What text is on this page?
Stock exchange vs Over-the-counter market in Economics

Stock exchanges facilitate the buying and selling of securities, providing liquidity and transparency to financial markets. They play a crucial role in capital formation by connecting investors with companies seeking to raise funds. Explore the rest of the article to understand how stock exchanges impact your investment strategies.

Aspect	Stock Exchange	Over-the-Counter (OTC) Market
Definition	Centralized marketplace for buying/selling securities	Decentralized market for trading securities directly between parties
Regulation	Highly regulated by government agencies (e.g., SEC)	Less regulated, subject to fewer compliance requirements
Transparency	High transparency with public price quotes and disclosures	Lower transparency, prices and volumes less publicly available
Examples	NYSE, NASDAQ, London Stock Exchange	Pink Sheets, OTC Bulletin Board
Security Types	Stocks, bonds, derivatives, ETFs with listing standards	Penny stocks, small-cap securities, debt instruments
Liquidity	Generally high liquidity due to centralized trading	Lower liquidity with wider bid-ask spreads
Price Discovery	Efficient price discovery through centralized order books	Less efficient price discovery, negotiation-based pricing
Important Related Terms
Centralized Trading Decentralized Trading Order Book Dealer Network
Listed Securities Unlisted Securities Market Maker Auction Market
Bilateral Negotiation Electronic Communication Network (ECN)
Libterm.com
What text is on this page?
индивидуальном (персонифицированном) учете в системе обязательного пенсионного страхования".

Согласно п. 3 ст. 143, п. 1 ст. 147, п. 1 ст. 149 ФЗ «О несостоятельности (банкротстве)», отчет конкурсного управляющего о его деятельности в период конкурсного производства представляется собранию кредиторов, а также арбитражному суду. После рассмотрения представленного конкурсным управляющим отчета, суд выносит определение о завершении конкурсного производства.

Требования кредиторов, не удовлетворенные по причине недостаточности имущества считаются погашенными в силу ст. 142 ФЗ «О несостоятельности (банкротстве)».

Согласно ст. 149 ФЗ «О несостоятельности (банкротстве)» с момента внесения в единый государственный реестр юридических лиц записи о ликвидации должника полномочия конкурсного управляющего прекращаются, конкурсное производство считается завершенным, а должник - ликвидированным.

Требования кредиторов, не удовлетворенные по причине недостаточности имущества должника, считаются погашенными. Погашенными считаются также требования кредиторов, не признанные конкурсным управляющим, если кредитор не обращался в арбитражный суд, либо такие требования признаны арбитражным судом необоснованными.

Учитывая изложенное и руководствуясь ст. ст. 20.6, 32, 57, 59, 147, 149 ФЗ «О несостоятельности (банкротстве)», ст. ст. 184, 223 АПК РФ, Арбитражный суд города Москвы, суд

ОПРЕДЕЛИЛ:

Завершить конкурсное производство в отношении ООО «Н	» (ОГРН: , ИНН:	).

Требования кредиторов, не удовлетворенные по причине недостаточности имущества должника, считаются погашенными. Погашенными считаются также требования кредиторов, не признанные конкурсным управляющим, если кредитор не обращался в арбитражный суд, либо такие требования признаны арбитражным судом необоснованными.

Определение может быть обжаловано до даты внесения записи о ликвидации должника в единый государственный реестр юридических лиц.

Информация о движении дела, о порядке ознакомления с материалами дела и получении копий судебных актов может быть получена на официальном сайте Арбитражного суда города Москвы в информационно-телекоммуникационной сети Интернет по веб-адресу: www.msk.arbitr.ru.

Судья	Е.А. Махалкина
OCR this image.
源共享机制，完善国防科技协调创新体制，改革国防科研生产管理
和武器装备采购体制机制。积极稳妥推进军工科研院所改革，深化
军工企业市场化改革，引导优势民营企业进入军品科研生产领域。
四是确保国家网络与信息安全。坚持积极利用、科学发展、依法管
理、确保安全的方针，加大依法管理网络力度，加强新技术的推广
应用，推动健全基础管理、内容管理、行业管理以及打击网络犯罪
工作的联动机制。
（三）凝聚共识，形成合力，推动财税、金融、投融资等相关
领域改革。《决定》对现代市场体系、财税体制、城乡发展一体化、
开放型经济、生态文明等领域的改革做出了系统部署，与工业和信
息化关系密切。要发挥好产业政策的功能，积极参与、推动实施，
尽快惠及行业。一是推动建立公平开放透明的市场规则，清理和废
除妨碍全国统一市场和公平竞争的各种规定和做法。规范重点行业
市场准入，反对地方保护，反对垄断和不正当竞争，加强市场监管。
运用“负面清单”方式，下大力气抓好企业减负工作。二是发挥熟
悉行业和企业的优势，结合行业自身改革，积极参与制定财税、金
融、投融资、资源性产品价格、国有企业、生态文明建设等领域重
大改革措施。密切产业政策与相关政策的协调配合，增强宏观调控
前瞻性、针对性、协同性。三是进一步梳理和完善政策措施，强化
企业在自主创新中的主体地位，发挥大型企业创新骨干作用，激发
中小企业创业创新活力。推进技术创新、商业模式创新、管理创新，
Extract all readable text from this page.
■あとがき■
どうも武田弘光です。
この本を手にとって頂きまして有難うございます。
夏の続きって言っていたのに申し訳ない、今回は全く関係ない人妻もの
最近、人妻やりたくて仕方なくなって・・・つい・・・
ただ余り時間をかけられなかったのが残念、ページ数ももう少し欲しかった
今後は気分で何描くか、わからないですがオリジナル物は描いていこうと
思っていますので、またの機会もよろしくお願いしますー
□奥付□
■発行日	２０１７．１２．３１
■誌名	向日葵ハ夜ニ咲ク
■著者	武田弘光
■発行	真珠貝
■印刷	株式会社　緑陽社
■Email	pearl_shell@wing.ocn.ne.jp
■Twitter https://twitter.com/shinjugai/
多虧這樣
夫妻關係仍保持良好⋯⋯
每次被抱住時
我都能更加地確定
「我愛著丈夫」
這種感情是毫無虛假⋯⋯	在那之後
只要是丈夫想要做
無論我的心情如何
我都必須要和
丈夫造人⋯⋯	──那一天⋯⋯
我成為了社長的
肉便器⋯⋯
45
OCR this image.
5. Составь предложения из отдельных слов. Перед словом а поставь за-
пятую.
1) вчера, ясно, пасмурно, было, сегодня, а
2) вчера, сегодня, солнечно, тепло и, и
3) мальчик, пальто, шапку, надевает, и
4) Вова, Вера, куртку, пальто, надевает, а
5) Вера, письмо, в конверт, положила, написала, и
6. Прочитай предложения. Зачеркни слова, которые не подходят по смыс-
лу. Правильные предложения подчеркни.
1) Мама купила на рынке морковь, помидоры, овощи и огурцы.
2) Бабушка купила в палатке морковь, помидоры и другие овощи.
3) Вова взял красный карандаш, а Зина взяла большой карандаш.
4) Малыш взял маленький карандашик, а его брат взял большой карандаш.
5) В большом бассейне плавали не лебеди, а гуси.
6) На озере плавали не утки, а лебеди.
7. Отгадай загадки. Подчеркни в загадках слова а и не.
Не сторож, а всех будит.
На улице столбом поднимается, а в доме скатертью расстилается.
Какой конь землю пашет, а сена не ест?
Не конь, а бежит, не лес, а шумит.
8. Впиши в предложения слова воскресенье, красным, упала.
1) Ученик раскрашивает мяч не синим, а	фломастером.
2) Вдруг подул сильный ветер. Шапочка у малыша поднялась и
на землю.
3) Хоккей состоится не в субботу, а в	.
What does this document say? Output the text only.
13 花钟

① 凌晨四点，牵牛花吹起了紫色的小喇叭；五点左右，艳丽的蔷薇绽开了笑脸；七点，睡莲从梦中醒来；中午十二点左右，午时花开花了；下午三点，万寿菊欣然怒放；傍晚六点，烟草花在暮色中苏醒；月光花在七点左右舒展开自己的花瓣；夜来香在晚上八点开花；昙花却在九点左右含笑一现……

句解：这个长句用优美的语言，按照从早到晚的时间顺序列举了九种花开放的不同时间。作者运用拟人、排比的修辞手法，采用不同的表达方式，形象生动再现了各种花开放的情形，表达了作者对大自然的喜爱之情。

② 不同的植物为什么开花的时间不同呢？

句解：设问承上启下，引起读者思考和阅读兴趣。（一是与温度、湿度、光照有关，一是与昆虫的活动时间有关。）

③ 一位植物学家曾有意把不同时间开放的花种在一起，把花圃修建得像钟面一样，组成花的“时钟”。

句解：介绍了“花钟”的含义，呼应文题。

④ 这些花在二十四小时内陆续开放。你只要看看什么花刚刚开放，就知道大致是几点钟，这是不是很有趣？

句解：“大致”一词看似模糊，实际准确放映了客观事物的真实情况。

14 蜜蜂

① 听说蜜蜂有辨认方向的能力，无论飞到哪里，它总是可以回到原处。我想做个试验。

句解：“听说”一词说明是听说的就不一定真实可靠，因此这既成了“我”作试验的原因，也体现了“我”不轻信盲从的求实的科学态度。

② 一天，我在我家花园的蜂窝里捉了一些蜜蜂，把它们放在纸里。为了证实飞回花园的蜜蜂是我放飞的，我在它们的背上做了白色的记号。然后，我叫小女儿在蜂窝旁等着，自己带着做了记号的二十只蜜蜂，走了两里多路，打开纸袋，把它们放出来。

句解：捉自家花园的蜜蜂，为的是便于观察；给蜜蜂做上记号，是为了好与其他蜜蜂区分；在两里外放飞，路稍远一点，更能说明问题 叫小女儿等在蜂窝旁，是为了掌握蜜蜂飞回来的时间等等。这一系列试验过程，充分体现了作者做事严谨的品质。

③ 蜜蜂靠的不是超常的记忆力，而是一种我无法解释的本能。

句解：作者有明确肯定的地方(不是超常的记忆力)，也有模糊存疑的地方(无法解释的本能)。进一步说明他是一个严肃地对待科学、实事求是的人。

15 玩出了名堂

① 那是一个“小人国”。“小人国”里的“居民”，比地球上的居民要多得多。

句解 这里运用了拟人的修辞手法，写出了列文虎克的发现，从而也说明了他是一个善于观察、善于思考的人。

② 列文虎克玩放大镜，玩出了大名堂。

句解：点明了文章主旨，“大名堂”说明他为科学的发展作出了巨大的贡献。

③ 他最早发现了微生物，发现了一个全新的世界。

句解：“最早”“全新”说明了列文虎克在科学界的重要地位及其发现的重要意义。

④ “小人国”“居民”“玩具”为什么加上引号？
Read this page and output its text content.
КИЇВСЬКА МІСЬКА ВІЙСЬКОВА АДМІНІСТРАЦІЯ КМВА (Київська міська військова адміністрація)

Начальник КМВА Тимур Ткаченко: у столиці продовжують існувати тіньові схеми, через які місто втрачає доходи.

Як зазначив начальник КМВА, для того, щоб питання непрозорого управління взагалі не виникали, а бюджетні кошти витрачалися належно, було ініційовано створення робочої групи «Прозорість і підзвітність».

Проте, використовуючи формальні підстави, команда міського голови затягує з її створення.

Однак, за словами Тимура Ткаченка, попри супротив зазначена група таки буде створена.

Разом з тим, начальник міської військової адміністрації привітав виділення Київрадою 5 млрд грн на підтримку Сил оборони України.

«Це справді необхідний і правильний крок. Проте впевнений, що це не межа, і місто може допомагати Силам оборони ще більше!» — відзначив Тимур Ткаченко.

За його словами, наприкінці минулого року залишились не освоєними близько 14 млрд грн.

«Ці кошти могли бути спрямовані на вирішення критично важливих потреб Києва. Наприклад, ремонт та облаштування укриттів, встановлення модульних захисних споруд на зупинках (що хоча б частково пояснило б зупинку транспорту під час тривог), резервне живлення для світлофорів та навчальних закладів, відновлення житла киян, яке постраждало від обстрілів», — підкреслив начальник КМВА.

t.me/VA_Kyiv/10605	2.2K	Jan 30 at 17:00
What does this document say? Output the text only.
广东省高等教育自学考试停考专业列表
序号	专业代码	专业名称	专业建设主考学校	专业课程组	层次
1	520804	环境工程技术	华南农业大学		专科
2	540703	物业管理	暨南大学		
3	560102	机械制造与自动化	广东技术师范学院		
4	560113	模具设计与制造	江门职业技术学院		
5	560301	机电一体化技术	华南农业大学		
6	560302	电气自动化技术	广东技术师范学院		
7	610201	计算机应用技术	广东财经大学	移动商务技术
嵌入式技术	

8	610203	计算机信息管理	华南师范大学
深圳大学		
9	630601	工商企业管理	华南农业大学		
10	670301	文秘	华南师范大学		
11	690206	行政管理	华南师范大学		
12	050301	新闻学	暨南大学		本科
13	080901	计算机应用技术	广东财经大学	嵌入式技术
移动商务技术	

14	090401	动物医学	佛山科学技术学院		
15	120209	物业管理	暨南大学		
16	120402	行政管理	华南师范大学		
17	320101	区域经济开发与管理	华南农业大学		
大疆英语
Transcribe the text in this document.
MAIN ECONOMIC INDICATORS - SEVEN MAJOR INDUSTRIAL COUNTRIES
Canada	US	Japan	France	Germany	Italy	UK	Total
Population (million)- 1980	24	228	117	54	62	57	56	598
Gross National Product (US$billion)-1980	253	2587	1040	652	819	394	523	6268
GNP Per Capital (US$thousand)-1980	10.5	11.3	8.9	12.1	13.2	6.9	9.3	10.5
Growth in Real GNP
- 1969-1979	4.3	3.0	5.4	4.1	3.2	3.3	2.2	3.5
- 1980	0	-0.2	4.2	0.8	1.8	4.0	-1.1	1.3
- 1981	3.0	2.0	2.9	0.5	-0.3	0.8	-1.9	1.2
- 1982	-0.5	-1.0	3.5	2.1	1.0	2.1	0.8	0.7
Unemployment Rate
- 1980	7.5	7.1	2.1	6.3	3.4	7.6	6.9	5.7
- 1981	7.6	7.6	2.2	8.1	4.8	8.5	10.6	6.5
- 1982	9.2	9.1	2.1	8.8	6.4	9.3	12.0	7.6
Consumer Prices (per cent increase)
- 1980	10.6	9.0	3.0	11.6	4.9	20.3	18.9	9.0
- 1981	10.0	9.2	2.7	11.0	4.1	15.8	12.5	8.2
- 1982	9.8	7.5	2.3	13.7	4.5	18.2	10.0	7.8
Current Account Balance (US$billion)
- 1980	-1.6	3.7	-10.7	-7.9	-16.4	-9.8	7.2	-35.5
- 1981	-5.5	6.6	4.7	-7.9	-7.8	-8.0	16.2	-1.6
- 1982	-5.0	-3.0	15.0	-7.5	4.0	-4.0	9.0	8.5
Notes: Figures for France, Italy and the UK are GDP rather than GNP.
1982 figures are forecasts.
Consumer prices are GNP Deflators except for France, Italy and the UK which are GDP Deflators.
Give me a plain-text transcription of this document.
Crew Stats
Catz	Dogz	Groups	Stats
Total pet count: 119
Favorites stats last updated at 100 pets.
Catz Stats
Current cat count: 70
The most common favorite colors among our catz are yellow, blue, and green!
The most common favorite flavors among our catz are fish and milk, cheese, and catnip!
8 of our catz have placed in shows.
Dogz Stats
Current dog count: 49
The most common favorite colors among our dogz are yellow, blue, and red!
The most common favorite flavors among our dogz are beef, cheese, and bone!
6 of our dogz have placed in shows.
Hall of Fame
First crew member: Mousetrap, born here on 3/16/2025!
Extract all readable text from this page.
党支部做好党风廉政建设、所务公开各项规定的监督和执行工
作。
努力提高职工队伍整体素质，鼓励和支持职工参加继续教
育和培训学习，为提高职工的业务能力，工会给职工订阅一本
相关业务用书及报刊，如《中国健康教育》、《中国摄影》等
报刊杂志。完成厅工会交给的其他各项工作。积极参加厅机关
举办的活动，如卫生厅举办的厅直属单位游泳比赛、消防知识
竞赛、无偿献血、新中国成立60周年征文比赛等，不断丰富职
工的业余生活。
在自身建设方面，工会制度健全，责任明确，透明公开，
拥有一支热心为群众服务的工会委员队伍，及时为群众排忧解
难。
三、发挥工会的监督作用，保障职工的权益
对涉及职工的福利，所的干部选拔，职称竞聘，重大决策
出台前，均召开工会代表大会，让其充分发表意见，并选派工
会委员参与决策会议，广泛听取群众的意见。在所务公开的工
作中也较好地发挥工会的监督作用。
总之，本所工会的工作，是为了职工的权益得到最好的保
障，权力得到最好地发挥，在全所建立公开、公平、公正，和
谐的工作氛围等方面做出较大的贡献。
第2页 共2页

*What needs to be done*. Count how many lines in the data above hold the string "Total", and give the number with no other words.

*Output for this task*. 2